> TASK TO CARRY OUT: Which lines hold the word "Revision"? Show each of them.

[A block of data]

== == ==

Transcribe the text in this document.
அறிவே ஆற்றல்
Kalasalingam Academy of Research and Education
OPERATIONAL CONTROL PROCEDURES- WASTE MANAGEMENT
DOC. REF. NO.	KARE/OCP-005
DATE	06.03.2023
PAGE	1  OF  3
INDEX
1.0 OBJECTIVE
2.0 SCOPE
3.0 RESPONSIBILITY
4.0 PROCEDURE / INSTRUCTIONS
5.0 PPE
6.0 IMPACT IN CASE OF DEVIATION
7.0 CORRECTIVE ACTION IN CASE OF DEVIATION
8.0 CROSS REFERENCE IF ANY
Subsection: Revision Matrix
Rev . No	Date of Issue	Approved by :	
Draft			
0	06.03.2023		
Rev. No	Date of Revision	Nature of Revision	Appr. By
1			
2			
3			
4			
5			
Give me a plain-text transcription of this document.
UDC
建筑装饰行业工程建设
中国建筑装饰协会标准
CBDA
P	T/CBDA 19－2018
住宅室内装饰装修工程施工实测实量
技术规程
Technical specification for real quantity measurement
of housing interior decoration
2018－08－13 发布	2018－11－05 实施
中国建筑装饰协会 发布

== == ==

> FULL SOLUTION:
Subsection: Revision Matrix
Rev. No	Date of Revision	Nature of Revision	Appr. By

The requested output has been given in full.